→ **Requirement**
Among the entries that follow, tally the lines with the string "napędu". Give no more than the number.

→ **Data records**

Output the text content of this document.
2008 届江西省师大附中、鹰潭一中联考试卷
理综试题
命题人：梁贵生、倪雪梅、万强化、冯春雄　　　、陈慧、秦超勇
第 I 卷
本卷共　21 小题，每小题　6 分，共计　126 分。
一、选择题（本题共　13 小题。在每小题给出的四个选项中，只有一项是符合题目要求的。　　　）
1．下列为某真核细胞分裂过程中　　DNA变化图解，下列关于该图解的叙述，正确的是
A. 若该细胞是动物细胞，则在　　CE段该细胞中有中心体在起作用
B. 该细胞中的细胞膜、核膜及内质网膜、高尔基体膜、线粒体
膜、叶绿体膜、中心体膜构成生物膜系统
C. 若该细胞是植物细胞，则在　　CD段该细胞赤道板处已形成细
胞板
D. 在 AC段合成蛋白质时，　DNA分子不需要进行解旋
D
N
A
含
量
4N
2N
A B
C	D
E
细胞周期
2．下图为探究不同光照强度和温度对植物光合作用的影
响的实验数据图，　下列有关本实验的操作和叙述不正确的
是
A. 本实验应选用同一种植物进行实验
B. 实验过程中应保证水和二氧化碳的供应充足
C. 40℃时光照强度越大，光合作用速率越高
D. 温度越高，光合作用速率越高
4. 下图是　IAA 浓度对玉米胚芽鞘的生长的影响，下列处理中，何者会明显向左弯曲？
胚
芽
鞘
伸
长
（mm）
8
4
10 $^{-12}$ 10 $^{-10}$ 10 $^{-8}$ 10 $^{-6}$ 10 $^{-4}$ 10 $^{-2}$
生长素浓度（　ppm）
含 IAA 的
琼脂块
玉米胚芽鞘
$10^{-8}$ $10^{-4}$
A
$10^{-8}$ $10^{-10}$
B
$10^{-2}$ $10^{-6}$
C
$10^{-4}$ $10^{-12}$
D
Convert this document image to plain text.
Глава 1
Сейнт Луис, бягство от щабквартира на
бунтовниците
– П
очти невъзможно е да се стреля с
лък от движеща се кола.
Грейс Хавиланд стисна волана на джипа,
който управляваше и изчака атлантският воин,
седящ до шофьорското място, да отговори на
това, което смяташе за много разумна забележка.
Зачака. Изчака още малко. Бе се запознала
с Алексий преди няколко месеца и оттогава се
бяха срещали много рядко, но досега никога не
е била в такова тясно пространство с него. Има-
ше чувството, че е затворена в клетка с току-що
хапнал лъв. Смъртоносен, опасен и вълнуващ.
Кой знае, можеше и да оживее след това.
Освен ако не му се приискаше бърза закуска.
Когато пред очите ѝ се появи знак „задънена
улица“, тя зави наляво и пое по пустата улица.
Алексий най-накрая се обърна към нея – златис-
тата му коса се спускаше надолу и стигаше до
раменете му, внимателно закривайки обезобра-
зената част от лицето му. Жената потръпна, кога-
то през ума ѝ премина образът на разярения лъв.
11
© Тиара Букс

...

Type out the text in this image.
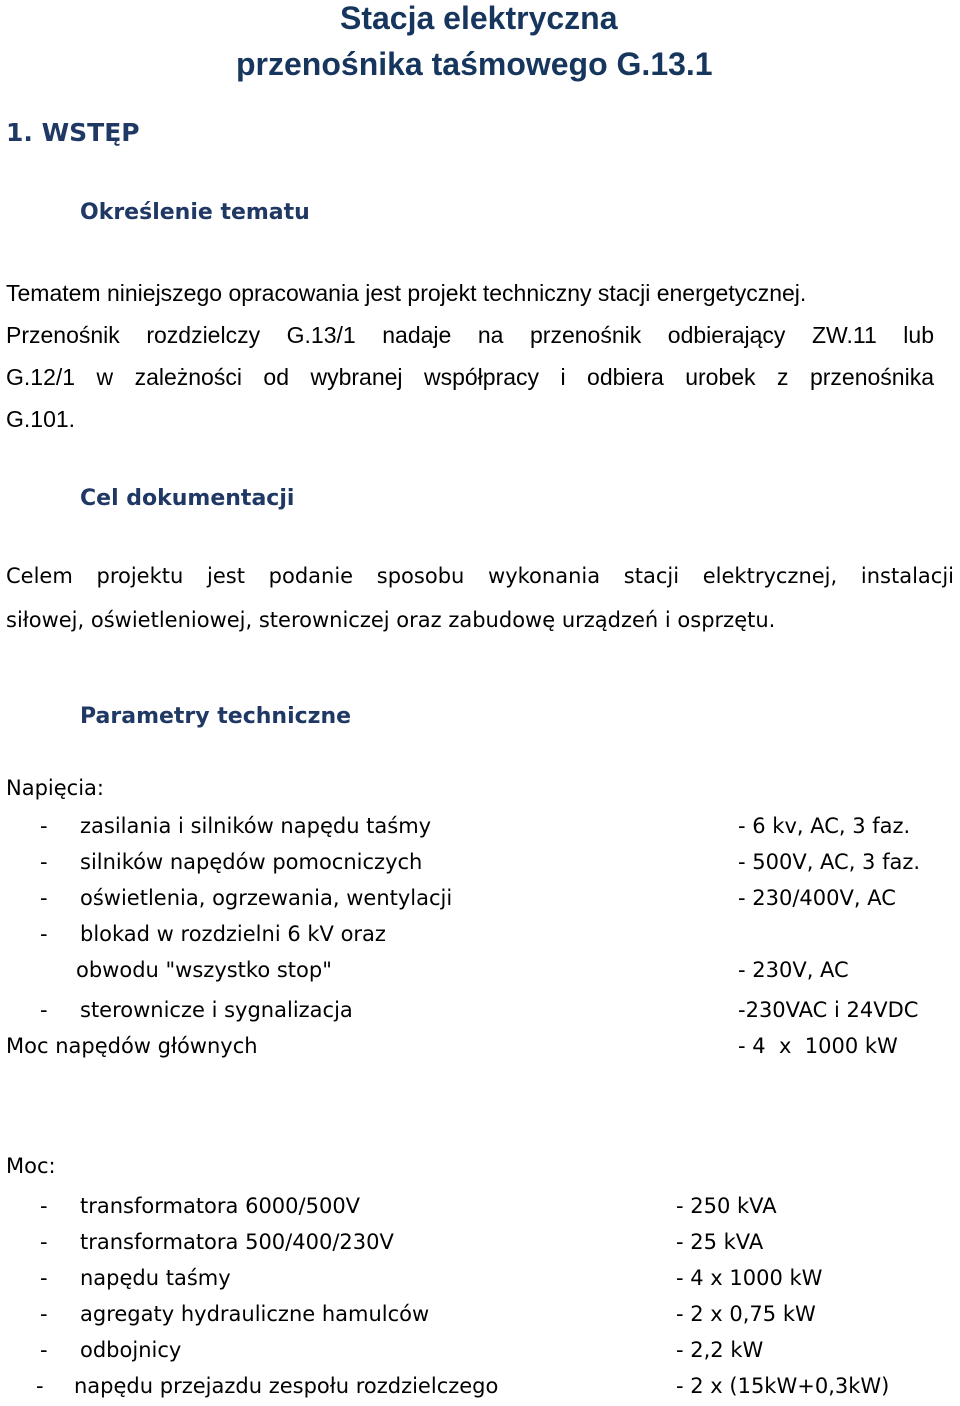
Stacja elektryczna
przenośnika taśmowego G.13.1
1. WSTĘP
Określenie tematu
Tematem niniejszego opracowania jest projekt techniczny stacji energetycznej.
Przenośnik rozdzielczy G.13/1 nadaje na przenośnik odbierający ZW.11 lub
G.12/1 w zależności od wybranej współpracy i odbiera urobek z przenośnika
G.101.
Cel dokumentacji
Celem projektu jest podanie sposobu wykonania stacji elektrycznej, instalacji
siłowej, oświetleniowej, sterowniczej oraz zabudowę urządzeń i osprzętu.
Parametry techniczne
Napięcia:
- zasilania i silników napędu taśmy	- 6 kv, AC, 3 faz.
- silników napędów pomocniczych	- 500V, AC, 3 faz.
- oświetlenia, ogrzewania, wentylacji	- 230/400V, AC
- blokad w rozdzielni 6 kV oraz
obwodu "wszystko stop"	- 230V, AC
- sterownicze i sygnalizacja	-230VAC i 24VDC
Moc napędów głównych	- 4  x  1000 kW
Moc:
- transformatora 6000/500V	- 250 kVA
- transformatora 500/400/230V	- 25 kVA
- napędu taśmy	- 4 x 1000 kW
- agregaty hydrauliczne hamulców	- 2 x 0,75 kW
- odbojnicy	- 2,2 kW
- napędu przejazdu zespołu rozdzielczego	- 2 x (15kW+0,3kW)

--

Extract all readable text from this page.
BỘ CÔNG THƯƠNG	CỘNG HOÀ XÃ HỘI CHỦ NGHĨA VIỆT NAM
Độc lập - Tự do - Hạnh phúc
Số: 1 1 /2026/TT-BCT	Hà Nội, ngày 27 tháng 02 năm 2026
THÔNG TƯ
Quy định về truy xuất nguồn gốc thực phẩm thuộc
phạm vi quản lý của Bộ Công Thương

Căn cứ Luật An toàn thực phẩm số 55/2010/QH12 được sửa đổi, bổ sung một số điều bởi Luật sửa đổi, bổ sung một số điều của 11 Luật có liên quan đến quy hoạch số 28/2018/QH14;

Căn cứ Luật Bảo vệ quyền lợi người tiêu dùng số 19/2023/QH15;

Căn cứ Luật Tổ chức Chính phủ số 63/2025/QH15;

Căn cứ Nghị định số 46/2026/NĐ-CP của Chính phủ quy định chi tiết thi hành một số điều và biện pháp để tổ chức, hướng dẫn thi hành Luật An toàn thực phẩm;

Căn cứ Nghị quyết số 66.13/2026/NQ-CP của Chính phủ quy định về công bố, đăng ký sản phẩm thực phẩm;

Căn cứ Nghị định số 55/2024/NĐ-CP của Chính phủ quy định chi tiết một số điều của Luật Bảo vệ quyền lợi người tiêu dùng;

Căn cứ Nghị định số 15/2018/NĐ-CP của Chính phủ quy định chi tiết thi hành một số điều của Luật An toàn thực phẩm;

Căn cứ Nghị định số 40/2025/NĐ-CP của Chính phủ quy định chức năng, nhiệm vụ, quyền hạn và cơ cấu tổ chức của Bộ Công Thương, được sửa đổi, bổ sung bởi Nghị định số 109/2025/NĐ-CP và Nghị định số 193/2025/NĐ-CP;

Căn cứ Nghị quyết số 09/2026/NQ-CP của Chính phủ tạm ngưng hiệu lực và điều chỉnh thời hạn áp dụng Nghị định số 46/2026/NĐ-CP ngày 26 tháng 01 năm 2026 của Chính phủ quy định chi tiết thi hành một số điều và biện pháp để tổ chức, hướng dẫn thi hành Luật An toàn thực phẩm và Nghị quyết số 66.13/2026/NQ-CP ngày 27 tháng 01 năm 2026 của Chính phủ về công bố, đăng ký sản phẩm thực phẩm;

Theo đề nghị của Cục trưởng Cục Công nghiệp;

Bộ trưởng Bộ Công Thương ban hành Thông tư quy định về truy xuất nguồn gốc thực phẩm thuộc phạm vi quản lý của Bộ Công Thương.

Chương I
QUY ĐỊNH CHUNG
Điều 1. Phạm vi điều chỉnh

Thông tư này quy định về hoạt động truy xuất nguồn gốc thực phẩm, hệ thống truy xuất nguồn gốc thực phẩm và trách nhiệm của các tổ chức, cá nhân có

→ **Worked solution**
3